Given data>
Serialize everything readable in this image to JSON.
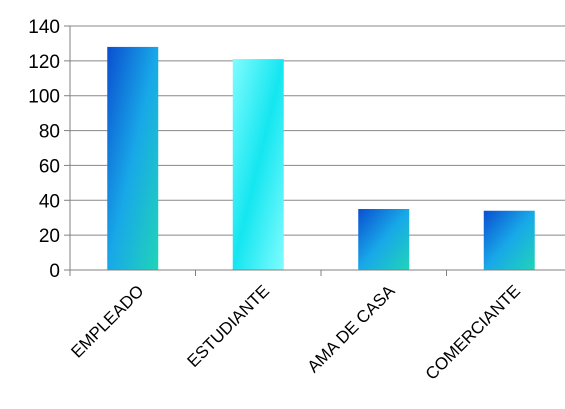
{
  "chart_data": {
    "type": "bar",
    "categories": [
      "EMPLEADO",
      "ESTUDIANTE",
      "AMA DE CASA",
      "COMERCIANTE"
    ],
    "values": [
      128,
      121,
      35,
      34
    ],
    "ylim": [
      0,
      140
    ],
    "yticks": [
      0,
      20,
      40,
      60,
      80,
      100,
      120,
      140
    ],
    "grid": true,
    "legend": "none",
    "colors": {
      "gradient_blue_dark": "#0a4fd0",
      "gradient_blue_mid": "#18a8e8",
      "gradient_teal": "#20d4b8",
      "gradient_cyan_light": "#7ffcff",
      "gradient_cyan": "#14e6f0",
      "gridline": "#888888",
      "axis": "#808080"
    },
    "bar_styles": [
      "blue",
      "cyan",
      "blue",
      "blue"
    ]
  }
}
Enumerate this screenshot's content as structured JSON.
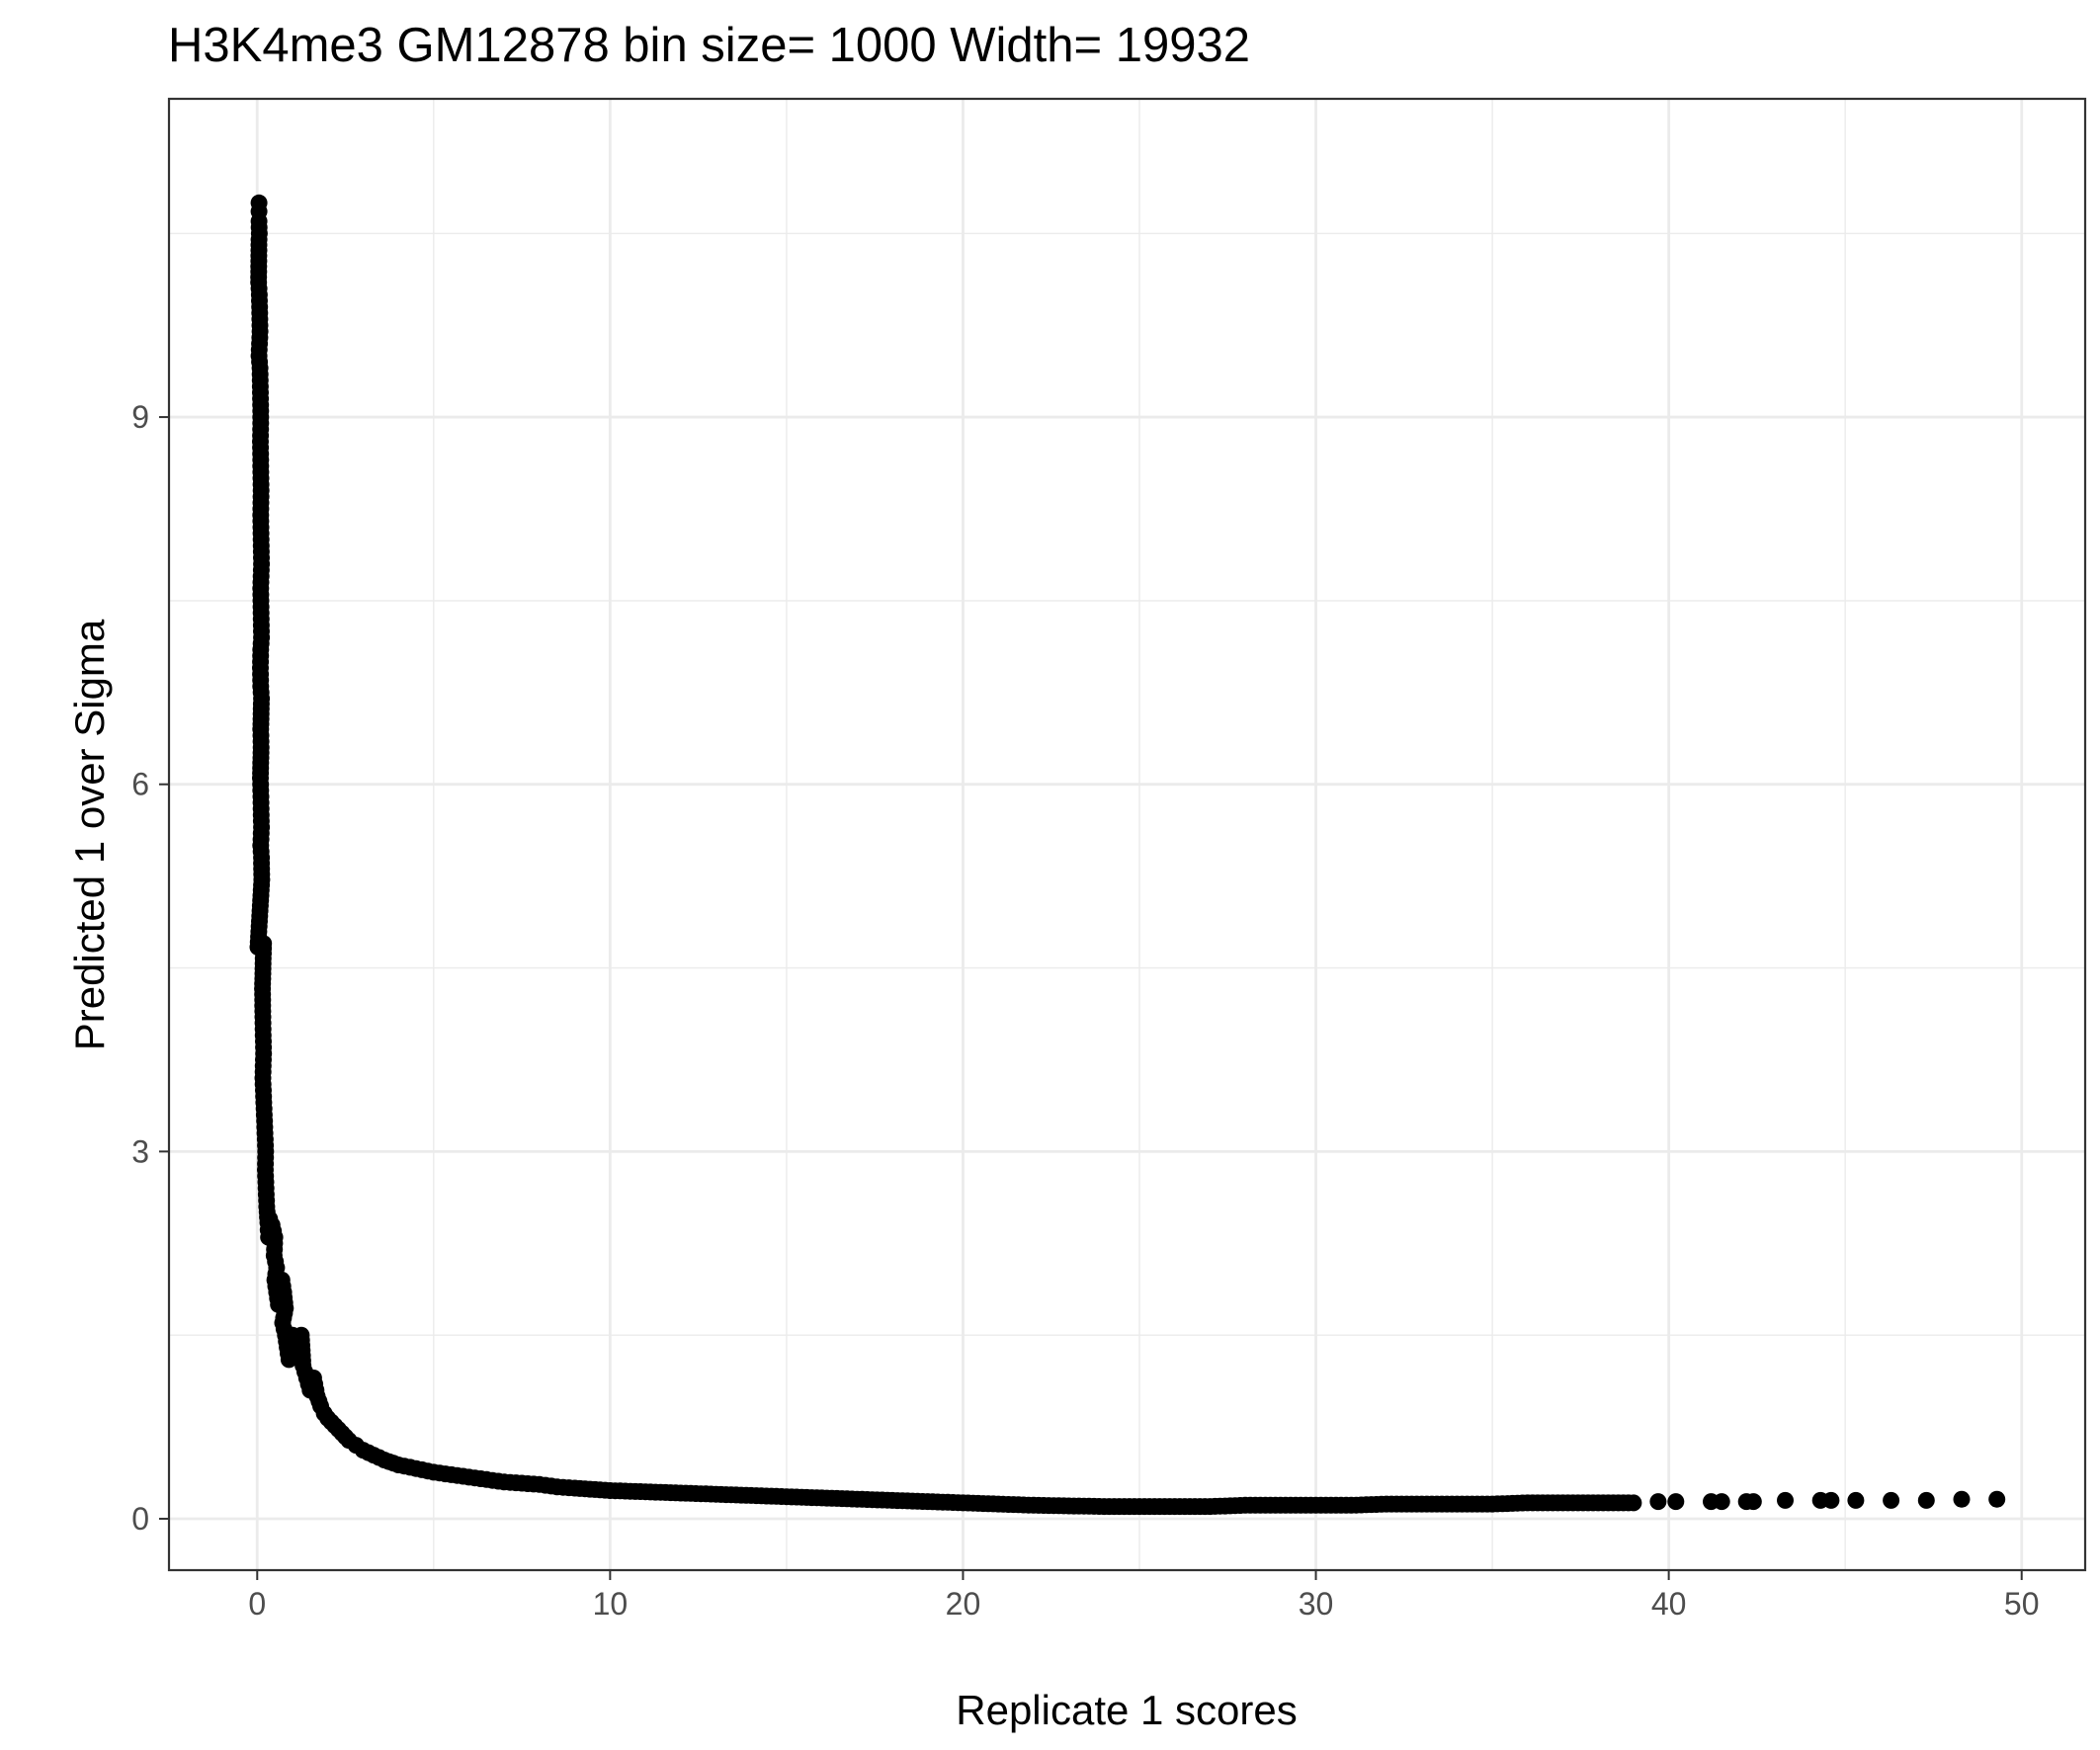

Challenge> Quote the data above in full and without alteration; skip the pictures.

Result of this exercise>
Serialize everything readable in this image to JSON.
{
  "chart_data": {
    "type": "bar",
    "categories": [
      "EMPLEADO",
      "ESTUDIANTE",
      "AMA DE CASA",
      "COMERCIANTE"
    ],
    "values": [
      128,
      121,
      35,
      34
    ],
    "ylim": [
      0,
      140
    ],
    "yticks": [
      0,
      20,
      40,
      60,
      80,
      100,
      120,
      140
    ],
    "grid": true,
    "legend": "none",
    "colors": {
      "gradient_blue_dark": "#0a4fd0",
      "gradient_blue_mid": "#18a8e8",
      "gradient_teal": "#20d4b8",
      "gradient_cyan_light": "#7ffcff",
      "gradient_cyan": "#14e6f0",
      "gridline": "#888888",
      "axis": "#808080"
    },
    "bar_styles": [
      "blue",
      "cyan",
      "blue",
      "blue"
    ]
  }
}
Enumerate this screenshot's content as structured JSON.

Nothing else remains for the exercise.